## begin

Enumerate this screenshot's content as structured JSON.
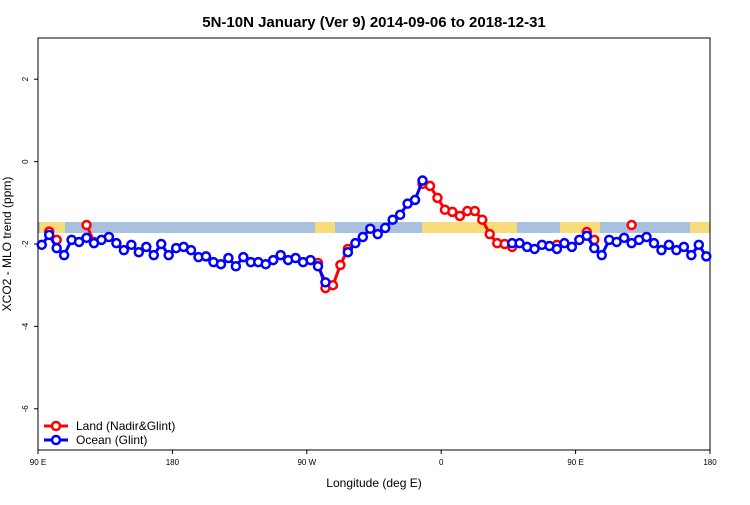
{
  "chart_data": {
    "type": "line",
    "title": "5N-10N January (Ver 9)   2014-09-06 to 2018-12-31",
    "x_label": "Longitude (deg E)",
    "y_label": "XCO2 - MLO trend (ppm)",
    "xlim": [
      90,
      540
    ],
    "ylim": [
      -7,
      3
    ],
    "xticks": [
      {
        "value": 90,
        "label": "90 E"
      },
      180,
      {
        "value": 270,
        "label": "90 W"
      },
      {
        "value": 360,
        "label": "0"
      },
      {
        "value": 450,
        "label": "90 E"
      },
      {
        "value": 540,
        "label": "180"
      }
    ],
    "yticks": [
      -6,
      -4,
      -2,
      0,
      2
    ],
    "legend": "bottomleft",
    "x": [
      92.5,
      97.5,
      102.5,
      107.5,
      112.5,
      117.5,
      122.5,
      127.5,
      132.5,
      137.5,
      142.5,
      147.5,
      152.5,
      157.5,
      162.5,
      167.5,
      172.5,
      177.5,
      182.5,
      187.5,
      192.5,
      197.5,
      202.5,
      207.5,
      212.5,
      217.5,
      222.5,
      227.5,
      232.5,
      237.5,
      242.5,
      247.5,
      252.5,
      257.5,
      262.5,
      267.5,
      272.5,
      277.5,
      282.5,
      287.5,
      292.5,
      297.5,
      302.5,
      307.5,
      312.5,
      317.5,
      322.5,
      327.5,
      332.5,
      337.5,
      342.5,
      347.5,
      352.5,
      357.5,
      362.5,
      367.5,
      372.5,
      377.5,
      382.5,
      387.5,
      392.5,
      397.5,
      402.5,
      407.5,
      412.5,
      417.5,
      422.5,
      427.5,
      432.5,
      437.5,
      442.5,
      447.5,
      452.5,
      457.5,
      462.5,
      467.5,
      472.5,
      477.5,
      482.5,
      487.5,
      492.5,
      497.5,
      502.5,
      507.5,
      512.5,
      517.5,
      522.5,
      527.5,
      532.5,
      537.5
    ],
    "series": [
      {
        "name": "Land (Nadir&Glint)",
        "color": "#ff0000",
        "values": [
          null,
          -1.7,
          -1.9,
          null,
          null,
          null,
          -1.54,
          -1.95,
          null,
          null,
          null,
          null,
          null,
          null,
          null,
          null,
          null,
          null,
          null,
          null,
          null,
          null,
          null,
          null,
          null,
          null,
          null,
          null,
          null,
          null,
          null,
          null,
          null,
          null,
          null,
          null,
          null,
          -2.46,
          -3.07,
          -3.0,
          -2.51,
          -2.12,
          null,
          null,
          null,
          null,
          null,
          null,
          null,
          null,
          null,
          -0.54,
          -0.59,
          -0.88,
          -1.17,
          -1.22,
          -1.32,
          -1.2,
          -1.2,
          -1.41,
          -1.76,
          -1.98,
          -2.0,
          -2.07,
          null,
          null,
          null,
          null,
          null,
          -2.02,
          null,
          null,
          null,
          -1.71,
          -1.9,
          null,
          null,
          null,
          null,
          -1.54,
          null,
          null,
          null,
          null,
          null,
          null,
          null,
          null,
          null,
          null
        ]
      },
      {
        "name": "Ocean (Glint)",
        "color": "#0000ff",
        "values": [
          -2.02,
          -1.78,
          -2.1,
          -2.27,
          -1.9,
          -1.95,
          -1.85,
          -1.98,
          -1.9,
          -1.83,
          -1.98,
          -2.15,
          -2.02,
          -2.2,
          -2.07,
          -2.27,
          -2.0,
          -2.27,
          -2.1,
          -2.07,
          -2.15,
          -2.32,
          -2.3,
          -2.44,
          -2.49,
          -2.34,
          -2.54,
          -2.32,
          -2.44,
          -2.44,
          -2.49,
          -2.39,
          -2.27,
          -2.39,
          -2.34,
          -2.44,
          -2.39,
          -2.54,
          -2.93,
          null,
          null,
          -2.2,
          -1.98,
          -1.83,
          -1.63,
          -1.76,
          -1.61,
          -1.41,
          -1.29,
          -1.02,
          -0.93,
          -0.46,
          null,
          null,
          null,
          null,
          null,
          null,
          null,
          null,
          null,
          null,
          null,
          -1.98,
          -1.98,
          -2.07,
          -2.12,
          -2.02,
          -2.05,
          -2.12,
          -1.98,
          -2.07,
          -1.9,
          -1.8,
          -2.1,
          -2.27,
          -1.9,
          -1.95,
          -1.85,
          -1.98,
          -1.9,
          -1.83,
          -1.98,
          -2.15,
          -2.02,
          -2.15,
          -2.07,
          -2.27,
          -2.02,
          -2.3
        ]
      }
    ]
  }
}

## end

Problem to work on: Your task is to retype all the entries exactly and leave out any pictures.

Solved problem:
Enumerate this screenshot's content as structured JSON.
{
  "chart_data": {
    "type": "line",
    "title": "5N-10N January (Ver 9)   2014-09-06 to 2018-12-31",
    "x_label": "Longitude (deg E)",
    "y_label": "XCO2 - MLO trend (ppm)",
    "xlim": [
      90,
      540
    ],
    "ylim": [
      -7,
      3
    ],
    "xticks": [
      {
        "value": 90,
        "label": "90 E"
      },
      180,
      {
        "value": 270,
        "label": "90 W"
      },
      {
        "value": 360,
        "label": "0"
      },
      {
        "value": 450,
        "label": "90 E"
      },
      {
        "value": 540,
        "label": "180"
      }
    ],
    "yticks": [
      -6,
      -4,
      -2,
      0,
      2
    ],
    "legend": "bottomleft",
    "x": [
      92.5,
      97.5,
      102.5,
      107.5,
      112.5,
      117.5,
      122.5,
      127.5,
      132.5,
      137.5,
      142.5,
      147.5,
      152.5,
      157.5,
      162.5,
      167.5,
      172.5,
      177.5,
      182.5,
      187.5,
      192.5,
      197.5,
      202.5,
      207.5,
      212.5,
      217.5,
      222.5,
      227.5,
      232.5,
      237.5,
      242.5,
      247.5,
      252.5,
      257.5,
      262.5,
      267.5,
      272.5,
      277.5,
      282.5,
      287.5,
      292.5,
      297.5,
      302.5,
      307.5,
      312.5,
      317.5,
      322.5,
      327.5,
      332.5,
      337.5,
      342.5,
      347.5,
      352.5,
      357.5,
      362.5,
      367.5,
      372.5,
      377.5,
      382.5,
      387.5,
      392.5,
      397.5,
      402.5,
      407.5,
      412.5,
      417.5,
      422.5,
      427.5,
      432.5,
      437.5,
      442.5,
      447.5,
      452.5,
      457.5,
      462.5,
      467.5,
      472.5,
      477.5,
      482.5,
      487.5,
      492.5,
      497.5,
      502.5,
      507.5,
      512.5,
      517.5,
      522.5,
      527.5,
      532.5,
      537.5
    ],
    "series": [
      {
        "name": "Land (Nadir&Glint)",
        "color": "#ff0000",
        "values": [
          null,
          -1.7,
          -1.9,
          null,
          null,
          null,
          -1.54,
          -1.95,
          null,
          null,
          null,
          null,
          null,
          null,
          null,
          null,
          null,
          null,
          null,
          null,
          null,
          null,
          null,
          null,
          null,
          null,
          null,
          null,
          null,
          null,
          null,
          null,
          null,
          null,
          null,
          null,
          null,
          -2.46,
          -3.07,
          -3.0,
          -2.51,
          -2.12,
          null,
          null,
          null,
          null,
          null,
          null,
          null,
          null,
          null,
          -0.54,
          -0.59,
          -0.88,
          -1.17,
          -1.22,
          -1.32,
          -1.2,
          -1.2,
          -1.41,
          -1.76,
          -1.98,
          -2.0,
          -2.07,
          null,
          null,
          null,
          null,
          null,
          -2.02,
          null,
          null,
          null,
          -1.71,
          -1.9,
          null,
          null,
          null,
          null,
          -1.54,
          null,
          null,
          null,
          null,
          null,
          null,
          null,
          null,
          null,
          null
        ]
      },
      {
        "name": "Ocean (Glint)",
        "color": "#0000ff",
        "values": [
          -2.02,
          -1.78,
          -2.1,
          -2.27,
          -1.9,
          -1.95,
          -1.85,
          -1.98,
          -1.9,
          -1.83,
          -1.98,
          -2.15,
          -2.02,
          -2.2,
          -2.07,
          -2.27,
          -2.0,
          -2.27,
          -2.1,
          -2.07,
          -2.15,
          -2.32,
          -2.3,
          -2.44,
          -2.49,
          -2.34,
          -2.54,
          -2.32,
          -2.44,
          -2.44,
          -2.49,
          -2.39,
          -2.27,
          -2.39,
          -2.34,
          -2.44,
          -2.39,
          -2.54,
          -2.93,
          null,
          null,
          -2.2,
          -1.98,
          -1.83,
          -1.63,
          -1.76,
          -1.61,
          -1.41,
          -1.29,
          -1.02,
          -0.93,
          -0.46,
          null,
          null,
          null,
          null,
          null,
          null,
          null,
          null,
          null,
          null,
          null,
          -1.98,
          -1.98,
          -2.07,
          -2.12,
          -2.02,
          -2.05,
          -2.12,
          -1.98,
          -2.07,
          -1.9,
          -1.8,
          -2.1,
          -2.27,
          -1.9,
          -1.95,
          -1.85,
          -1.98,
          -1.9,
          -1.83,
          -1.98,
          -2.15,
          -2.02,
          -2.15,
          -2.07,
          -2.27,
          -2.02,
          -2.3
        ]
      }
    ]
  }
}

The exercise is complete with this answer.